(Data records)
--

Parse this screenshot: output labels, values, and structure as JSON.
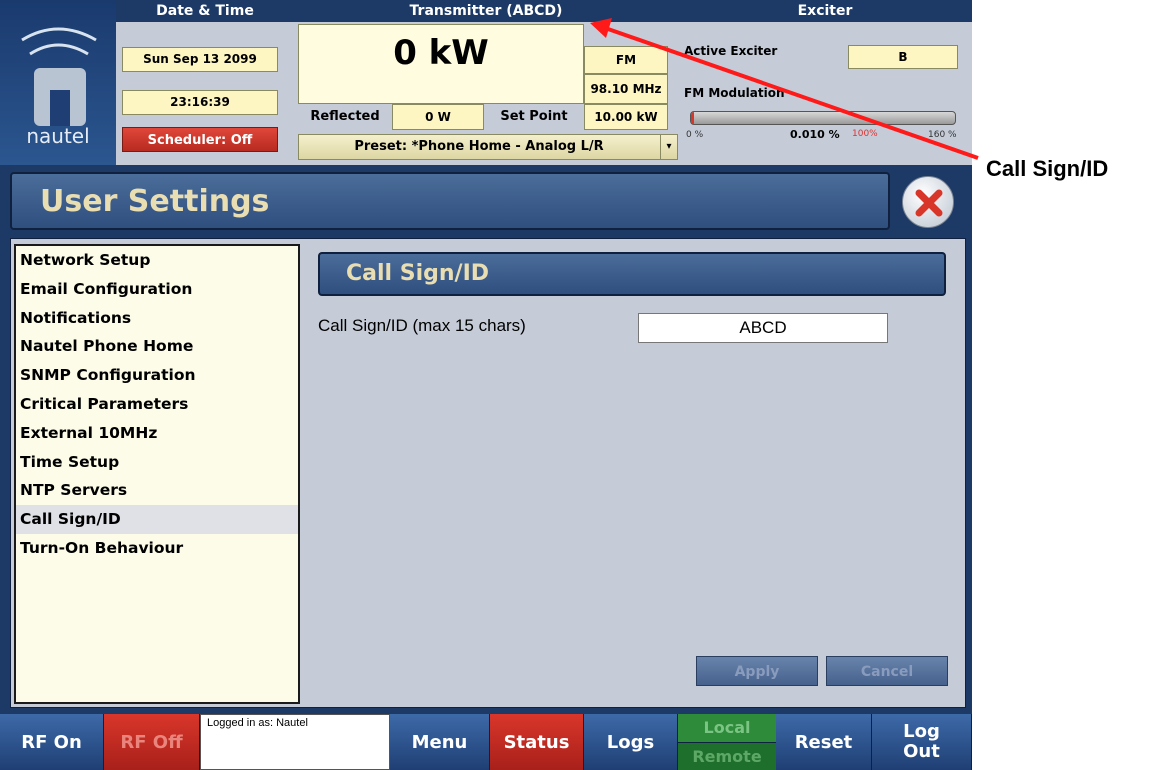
{
  "header": {
    "date_time_title": "Date & Time",
    "date": "Sun Sep 13 2099",
    "time": "23:16:39",
    "scheduler": "Scheduler: Off",
    "brand": "nautel",
    "transmitter_title": "Transmitter (ABCD)",
    "power": "0 kW",
    "mode": "FM",
    "frequency": "98.10 MHz",
    "reflected_label": "Reflected",
    "reflected_value": "0 W",
    "setpoint_label": "Set Point",
    "setpoint_value": "10.00 kW",
    "preset": "Preset: *Phone Home - Analog L/R",
    "exciter_title": "Exciter",
    "active_exciter_label": "Active Exciter",
    "active_exciter_value": "B",
    "fm_modulation_label": "FM Modulation",
    "mod_tick_0": "0 %",
    "mod_value": "0.010 %",
    "mod_tick_100": "100%",
    "mod_tick_160": "160 %"
  },
  "page": {
    "title": "User Settings"
  },
  "nav": {
    "items": [
      {
        "label": "Network Setup"
      },
      {
        "label": "Email Configuration"
      },
      {
        "label": "Notifications"
      },
      {
        "label": "Nautel Phone Home"
      },
      {
        "label": "SNMP Configuration"
      },
      {
        "label": "Critical Parameters"
      },
      {
        "label": "External 10MHz"
      },
      {
        "label": "Time Setup"
      },
      {
        "label": "NTP Servers"
      },
      {
        "label": "Call Sign/ID"
      },
      {
        "label": "Turn-On Behaviour"
      }
    ]
  },
  "section": {
    "title": "Call Sign/ID",
    "field_label": "Call Sign/ID (max 15 chars)",
    "field_value": "ABCD",
    "apply": "Apply",
    "cancel": "Cancel"
  },
  "bottom": {
    "rf_on": "RF On",
    "rf_off": "RF Off",
    "logged_in": "Logged in as: Nautel",
    "menu": "Menu",
    "status": "Status",
    "logs": "Logs",
    "local": "Local",
    "remote": "Remote",
    "reset": "Reset",
    "logout": "Log Out"
  },
  "annotation": {
    "label": "Call Sign/ID"
  },
  "colors": {
    "accent_red": "#d9362a",
    "nav_blue": "#1f3f74",
    "panel_bg": "#c5ccd8",
    "cream": "#fdf6c3"
  }
}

--

WHAT TO WORK ON >> Only lines with the string "Configuration" belong in your answer; copy each one.

OUTPUT FOR THIS EXERCISE >>
        "label": "Email Configuration"
        "label": "SNMP Configuration"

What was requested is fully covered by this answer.